[EXERCISE REQUIREMENTS] Where a line contains the word "title", copy that line in full.

[DATA PROVIDED]
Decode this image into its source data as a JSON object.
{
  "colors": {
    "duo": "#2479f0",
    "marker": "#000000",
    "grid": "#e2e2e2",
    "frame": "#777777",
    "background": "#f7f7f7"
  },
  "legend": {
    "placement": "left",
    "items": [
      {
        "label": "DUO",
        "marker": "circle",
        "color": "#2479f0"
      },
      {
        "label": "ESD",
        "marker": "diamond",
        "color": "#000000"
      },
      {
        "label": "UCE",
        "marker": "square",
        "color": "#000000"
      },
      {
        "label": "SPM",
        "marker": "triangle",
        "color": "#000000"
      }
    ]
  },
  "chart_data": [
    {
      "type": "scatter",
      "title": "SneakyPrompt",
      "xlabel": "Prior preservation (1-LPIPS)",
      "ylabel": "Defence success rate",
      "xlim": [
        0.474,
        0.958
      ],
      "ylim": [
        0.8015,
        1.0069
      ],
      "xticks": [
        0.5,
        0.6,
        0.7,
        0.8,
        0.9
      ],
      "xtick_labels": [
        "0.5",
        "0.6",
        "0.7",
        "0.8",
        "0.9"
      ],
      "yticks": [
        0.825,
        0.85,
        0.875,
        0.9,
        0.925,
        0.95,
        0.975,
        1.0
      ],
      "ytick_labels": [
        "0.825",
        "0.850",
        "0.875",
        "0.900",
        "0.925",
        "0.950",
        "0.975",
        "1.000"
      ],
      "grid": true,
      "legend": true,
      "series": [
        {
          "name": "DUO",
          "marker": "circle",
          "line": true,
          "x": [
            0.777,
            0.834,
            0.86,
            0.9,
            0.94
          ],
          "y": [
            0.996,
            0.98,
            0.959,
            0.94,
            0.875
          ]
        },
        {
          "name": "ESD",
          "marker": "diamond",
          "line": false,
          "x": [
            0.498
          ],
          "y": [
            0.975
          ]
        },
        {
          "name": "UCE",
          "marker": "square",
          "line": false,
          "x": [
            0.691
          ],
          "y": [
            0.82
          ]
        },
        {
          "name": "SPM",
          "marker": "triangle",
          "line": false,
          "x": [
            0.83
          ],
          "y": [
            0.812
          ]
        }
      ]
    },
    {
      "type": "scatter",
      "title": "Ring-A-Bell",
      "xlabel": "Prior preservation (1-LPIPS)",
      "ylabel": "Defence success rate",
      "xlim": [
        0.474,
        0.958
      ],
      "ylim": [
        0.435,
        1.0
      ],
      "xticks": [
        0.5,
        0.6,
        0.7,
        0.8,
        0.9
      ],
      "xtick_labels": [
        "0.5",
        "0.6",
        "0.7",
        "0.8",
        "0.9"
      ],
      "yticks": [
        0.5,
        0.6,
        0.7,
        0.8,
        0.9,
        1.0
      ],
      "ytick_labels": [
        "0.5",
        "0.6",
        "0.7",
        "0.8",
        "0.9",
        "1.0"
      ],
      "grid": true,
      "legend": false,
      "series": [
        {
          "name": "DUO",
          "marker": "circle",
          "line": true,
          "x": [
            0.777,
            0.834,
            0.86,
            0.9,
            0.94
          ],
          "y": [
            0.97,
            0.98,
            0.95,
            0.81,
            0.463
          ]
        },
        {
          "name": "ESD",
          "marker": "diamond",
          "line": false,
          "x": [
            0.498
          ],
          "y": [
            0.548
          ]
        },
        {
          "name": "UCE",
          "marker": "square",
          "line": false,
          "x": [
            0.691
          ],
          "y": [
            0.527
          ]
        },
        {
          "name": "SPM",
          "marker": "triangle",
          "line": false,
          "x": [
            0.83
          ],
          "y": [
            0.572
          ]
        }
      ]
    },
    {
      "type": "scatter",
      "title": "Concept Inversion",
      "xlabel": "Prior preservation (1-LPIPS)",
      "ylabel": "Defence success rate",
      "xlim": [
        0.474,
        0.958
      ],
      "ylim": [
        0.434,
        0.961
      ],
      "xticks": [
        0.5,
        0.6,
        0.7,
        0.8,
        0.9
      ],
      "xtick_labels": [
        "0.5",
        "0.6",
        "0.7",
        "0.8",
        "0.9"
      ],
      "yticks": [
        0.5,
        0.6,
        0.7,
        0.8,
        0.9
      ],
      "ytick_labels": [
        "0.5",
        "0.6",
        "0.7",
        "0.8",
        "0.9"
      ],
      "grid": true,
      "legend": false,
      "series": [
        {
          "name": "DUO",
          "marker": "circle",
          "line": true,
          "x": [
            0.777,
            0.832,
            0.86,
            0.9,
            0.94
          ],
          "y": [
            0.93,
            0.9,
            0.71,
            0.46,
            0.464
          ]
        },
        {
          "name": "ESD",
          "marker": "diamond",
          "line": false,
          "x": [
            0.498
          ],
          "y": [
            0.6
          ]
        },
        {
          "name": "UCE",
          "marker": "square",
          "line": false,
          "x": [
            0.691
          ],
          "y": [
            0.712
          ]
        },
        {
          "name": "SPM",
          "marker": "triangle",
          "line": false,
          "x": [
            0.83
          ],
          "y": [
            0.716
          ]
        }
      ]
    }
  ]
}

[TASK SOLUTION]
      "title": "SneakyPrompt",
      "title": "Ring-A-Bell",
      "title": "Concept Inversion",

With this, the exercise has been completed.